Challenge 1> Duplicate the records from their first line through the line containing "241, 320, 268]", with both of those lines included.

Class B Common Stock

Shares of the Company’s Class B common stock are issuable only in connection with the issuance of Class B units of SLP. When a vested or unvested Class B unit is issued by SLP, the Company will issue the holder one share of its Class B common stock in exchange for the payment of its par value. Each share of the Company’s Class B common stock will be redeemed for its par value and cancelled by the Company if the holder of the corresponding Class B unit exchanges or forfeits its Class B unit pursuant to the terms of the Second Amended and Restated Limited Partnership Agreement of SLP and the terms of the Silvercrest Asset Management Group Inc. 2012 Equity Incentive Plan (the “2012 Equity Incentive Plan”). The Company’s Class B stockholders will be entitled to one vote for each share held of record on all matters submitted to a vote of the Company’s stockholders. The Company’s Class B stockholders will not participate in any dividends declared by the Company’s board of directors. Upon the Company’s liquidation, dissolution or winding-up, or the sale of all, or substantially all, of its assets, Class B stockholders only will be entitled to receive the par value of the Company’s Class B common stock.

Challenge 2>
Answer these questions from the text on Class B common stock:
(a) When SLP issues a Class B unit, what does the Company issue to the holder, and in exchange for what?
(b) How many votes does a Class B stockholder have for each share held of record?
(c) Do Class B stockholders participate in dividends declared by the Company's board of directors?

Raw data>
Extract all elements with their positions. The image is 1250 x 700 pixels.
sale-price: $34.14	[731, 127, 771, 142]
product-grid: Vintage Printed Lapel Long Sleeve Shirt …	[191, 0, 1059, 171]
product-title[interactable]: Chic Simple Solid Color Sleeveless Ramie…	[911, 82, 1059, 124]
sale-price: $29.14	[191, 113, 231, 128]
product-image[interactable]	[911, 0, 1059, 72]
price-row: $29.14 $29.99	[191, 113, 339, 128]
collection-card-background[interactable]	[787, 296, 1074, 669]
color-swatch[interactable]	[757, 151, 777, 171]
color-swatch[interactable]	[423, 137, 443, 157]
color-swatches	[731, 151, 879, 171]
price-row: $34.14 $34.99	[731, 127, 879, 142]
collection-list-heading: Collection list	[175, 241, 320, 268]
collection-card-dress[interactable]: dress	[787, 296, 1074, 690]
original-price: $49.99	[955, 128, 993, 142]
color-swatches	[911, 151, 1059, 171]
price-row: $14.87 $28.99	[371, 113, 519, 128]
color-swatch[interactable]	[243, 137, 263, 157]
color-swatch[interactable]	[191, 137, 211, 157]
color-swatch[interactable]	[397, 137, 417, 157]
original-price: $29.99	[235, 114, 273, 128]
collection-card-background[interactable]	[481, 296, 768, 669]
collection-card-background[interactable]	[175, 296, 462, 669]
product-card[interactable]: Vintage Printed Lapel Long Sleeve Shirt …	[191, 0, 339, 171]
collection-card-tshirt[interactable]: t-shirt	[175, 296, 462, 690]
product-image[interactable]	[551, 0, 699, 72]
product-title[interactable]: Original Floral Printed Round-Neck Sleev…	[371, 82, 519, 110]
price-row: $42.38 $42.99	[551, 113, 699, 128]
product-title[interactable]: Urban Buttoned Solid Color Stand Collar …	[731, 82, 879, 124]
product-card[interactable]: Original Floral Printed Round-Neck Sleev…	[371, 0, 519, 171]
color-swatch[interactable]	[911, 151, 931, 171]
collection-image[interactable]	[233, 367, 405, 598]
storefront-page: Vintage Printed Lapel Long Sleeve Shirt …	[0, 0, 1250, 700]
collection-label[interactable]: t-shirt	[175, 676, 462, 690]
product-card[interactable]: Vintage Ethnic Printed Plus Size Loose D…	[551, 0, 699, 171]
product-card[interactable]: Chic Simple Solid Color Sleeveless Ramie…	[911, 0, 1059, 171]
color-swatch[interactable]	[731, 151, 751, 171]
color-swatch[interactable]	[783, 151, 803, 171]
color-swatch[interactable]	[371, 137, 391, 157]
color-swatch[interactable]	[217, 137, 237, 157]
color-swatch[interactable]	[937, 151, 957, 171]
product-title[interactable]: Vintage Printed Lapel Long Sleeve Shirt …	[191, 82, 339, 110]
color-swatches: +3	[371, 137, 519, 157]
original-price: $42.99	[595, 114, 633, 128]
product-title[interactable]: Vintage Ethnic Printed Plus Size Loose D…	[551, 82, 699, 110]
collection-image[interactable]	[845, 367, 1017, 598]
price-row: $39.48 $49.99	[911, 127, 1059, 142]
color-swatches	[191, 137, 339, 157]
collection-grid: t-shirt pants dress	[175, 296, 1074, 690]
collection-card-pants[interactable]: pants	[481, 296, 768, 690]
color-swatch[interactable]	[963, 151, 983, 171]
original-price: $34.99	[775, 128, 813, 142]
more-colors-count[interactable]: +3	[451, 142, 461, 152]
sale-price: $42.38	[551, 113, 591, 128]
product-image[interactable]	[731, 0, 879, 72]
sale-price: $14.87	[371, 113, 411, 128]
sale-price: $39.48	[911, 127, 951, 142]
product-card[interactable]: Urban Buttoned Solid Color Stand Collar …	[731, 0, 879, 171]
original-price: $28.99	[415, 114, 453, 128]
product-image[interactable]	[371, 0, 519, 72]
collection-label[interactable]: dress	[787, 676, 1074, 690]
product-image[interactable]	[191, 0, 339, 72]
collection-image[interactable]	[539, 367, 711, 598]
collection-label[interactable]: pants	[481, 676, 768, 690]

Written solution 1>
Extract all elements with their positions. The image is 1250 x 700 pixels.
sale-price: $34.14	[731, 127, 771, 142]
product-grid: Vintage Printed Lapel Long Sleeve Shirt …	[191, 0, 1059, 171]
product-title[interactable]: Chic Simple Solid Color Sleeveless Ramie…	[911, 82, 1059, 124]
sale-price: $29.14	[191, 113, 231, 128]
product-image[interactable]	[911, 0, 1059, 72]
price-row: $29.14 $29.99	[191, 113, 339, 128]
collection-card-background[interactable]	[787, 296, 1074, 669]
color-swatch[interactable]	[757, 151, 777, 171]
color-swatch[interactable]	[423, 137, 443, 157]
color-swatches	[731, 151, 879, 171]
price-row: $34.14 $34.99	[731, 127, 879, 142]
collection-list-heading: Collection list	[175, 241, 320, 268]

Written solution 2>
(a) The Company issues the holder one share of its Class B common stock in exchange for the payment of its par value.
(b) One vote for each share held of record.
(c) No, they do not participate in any such dividends.